Task directions:
Lines holding the string "Scripture" are the ones to copy; find them all in the data.

### Data provided ###

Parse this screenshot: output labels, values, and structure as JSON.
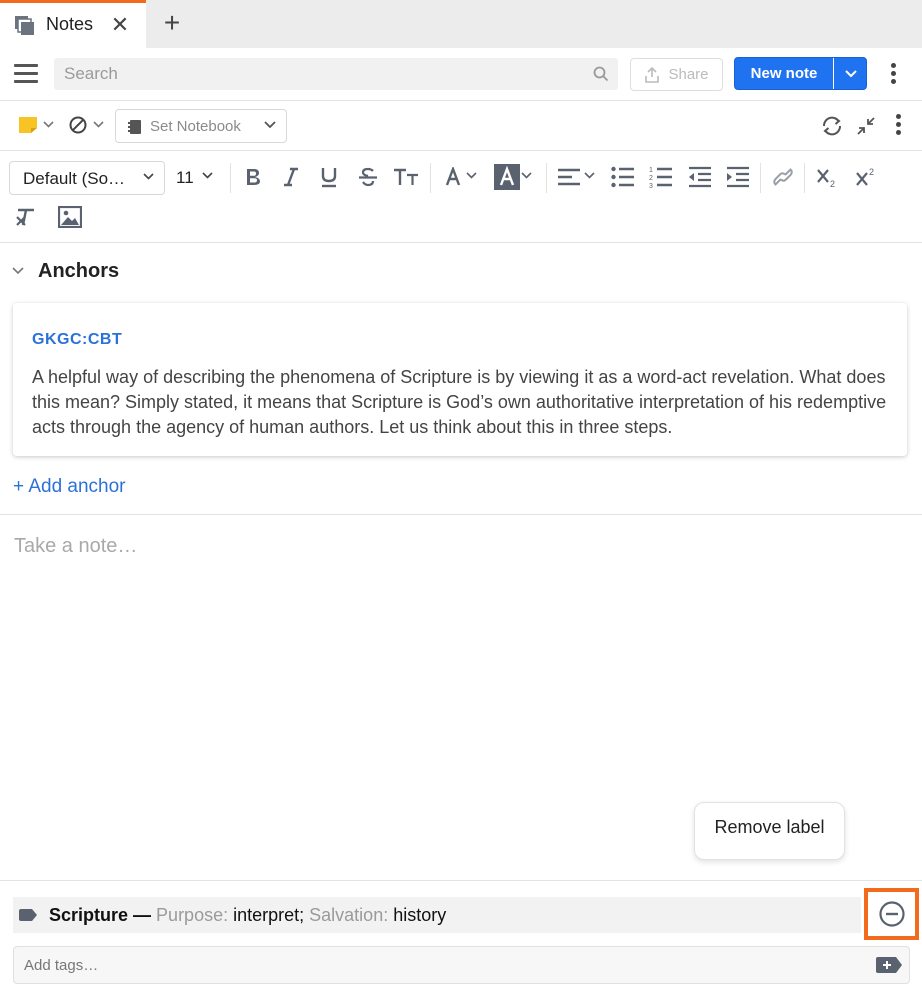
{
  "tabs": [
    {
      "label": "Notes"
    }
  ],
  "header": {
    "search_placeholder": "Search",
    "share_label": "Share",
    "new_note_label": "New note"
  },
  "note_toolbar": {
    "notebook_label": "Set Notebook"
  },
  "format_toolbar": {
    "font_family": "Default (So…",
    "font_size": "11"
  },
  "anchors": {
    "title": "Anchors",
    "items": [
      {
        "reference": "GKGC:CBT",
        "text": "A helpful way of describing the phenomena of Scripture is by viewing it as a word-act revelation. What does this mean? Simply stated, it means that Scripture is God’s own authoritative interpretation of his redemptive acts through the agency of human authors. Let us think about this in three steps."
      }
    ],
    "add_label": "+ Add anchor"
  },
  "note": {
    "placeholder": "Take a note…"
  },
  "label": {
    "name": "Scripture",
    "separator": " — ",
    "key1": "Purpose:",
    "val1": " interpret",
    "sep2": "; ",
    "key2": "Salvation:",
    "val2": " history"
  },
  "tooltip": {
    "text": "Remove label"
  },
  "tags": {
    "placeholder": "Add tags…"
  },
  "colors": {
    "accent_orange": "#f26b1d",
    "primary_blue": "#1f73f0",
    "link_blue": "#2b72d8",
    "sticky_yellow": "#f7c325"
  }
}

###

Problem solution:
        "text": "A helpful way of describing the phenomena of Scripture is by viewing it as a word-act revelation. What does this mean? Simply stated, it means that Scripture is God’s own authoritative interpretation of his redemptive acts through the agency of human authors. Let us think about this in three steps."
    "name": "Scripture",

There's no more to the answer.